### [GOAL]
Retype the data below without altering anything.

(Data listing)
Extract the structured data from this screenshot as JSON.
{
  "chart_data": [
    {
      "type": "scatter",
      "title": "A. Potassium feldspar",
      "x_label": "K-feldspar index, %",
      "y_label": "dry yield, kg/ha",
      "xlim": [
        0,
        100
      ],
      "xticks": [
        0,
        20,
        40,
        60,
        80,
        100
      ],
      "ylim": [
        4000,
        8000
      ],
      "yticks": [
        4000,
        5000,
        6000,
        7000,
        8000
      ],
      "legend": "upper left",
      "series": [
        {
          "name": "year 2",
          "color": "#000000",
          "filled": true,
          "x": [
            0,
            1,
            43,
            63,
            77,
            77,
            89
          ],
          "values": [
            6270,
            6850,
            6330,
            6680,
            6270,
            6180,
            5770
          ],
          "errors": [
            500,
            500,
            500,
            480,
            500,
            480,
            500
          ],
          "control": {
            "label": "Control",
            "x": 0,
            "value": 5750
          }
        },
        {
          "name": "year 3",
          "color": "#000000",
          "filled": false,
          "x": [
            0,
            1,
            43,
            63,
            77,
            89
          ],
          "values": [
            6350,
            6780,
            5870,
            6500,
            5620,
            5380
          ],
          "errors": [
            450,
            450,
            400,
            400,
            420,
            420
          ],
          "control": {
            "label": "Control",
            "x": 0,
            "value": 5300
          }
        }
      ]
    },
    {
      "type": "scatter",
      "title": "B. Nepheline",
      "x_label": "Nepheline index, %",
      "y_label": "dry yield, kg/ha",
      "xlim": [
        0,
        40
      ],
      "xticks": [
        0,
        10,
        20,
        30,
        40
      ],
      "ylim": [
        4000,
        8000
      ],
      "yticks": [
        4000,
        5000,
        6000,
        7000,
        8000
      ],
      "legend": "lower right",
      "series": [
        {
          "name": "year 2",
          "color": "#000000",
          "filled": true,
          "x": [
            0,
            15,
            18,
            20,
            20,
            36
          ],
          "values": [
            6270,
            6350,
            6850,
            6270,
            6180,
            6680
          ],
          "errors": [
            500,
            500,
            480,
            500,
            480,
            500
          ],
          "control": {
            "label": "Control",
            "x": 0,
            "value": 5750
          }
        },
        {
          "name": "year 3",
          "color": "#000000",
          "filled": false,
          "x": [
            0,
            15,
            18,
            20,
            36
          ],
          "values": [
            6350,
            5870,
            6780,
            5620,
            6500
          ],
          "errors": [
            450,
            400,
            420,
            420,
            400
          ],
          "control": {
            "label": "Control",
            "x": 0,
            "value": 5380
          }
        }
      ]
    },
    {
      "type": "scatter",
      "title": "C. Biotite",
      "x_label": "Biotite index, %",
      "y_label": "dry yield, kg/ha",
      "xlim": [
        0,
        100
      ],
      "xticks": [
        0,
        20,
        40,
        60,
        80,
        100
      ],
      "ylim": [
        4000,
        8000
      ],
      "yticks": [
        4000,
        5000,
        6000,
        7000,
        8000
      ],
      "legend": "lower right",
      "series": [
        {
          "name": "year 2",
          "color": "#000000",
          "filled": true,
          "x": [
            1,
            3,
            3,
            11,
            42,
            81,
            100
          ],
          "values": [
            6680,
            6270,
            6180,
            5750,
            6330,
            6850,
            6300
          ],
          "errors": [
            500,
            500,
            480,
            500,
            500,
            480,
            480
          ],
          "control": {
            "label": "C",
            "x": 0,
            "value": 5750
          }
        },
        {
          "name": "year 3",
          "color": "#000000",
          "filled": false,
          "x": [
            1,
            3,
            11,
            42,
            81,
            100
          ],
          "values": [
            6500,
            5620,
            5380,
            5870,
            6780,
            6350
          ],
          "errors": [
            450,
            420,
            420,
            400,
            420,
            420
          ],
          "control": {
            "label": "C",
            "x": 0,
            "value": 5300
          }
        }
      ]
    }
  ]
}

### [RESULT]
Extract the structured data from this screenshot as JSON.
{
  "chart_data": [
    {
      "type": "scatter",
      "title": "A. Potassium feldspar",
      "x_label": "K-feldspar index, %",
      "y_label": "dry yield, kg/ha",
      "xlim": [
        0,
        100
      ],
      "xticks": [
        0,
        20,
        40,
        60,
        80,
        100
      ],
      "ylim": [
        4000,
        8000
      ],
      "yticks": [
        4000,
        5000,
        6000,
        7000,
        8000
      ],
      "legend": "upper left",
      "series": [
        {
          "name": "year 2",
          "color": "#000000",
          "filled": true,
          "x": [
            0,
            1,
            43,
            63,
            77,
            77,
            89
          ],
          "values": [
            6270,
            6850,
            6330,
            6680,
            6270,
            6180,
            5770
          ],
          "errors": [
            500,
            500,
            500,
            480,
            500,
            480,
            500
          ],
          "control": {
            "label": "Control",
            "x": 0,
            "value": 5750
          }
        },
        {
          "name": "year 3",
          "color": "#000000",
          "filled": false,
          "x": [
            0,
            1,
            43,
            63,
            77,
            89
          ],
          "values": [
            6350,
            6780,
            5870,
            6500,
            5620,
            5380
          ],
          "errors": [
            450,
            450,
            400,
            400,
            420,
            420
          ],
          "control": {
            "label": "Control",
            "x": 0,
            "value": 5300
          }
        }
      ]
    },
    {
      "type": "scatter",
      "title": "B. Nepheline",
      "x_label": "Nepheline index, %",
      "y_label": "dry yield, kg/ha",
      "xlim": [
        0,
        40
      ],
      "xticks": [
        0,
        10,
        20,
        30,
        40
      ],
      "ylim": [
        4000,
        8000
      ],
      "yticks": [
        4000,
        5000,
        6000,
        7000,
        8000
      ],
      "legend": "lower right",
      "series": [
        {
          "name": "year 2",
          "color": "#000000",
          "filled": true,
          "x": [
            0,
            15,
            18,
            20,
            20,
            36
          ],
          "values": [
            6270,
            6350,
            6850,
            6270,
            6180,
            6680
          ],
          "errors": [
            500,
            500,
            480,
            500,
            480,
            500
          ],
          "control": {
            "label": "Control",
            "x": 0,
            "value": 5750
          }
        },
        {
          "name": "year 3",
          "color": "#000000",
          "filled": false,
          "x": [
            0,
            15,
            18,
            20,
            36
          ],
          "values": [
            6350,
            5870,
            6780,
            5620,
            6500
          ],
          "errors": [
            450,
            400,
            420,
            420,
            400
          ],
          "control": {
            "label": "Control",
            "x": 0,
            "value": 5380
          }
        }
      ]
    },
    {
      "type": "scatter",
      "title": "C. Biotite",
      "x_label": "Biotite index, %",
      "y_label": "dry yield, kg/ha",
      "xlim": [
        0,
        100
      ],
      "xticks": [
        0,
        20,
        40,
        60,
        80,
        100
      ],
      "ylim": [
        4000,
        8000
      ],
      "yticks": [
        4000,
        5000,
        6000,
        7000,
        8000
      ],
      "legend": "lower right",
      "series": [
        {
          "name": "year 2",
          "color": "#000000",
          "filled": true,
          "x": [
            1,
            3,
            3,
            11,
            42,
            81,
            100
          ],
          "values": [
            6680,
            6270,
            6180,
            5750,
            6330,
            6850,
            6300
          ],
          "errors": [
            500,
            500,
            480,
            500,
            500,
            480,
            480
          ],
          "control": {
            "label": "C",
            "x": 0,
            "value": 5750
          }
        },
        {
          "name": "year 3",
          "color": "#000000",
          "filled": false,
          "x": [
            1,
            3,
            11,
            42,
            81,
            100
          ],
          "values": [
            6500,
            5620,
            5380,
            5870,
            6780,
            6350
          ],
          "errors": [
            450,
            420,
            420,
            400,
            420,
            420
          ],
          "control": {
            "label": "C",
            "x": 0,
            "value": 5300
          }
        }
      ]
    }
  ]
}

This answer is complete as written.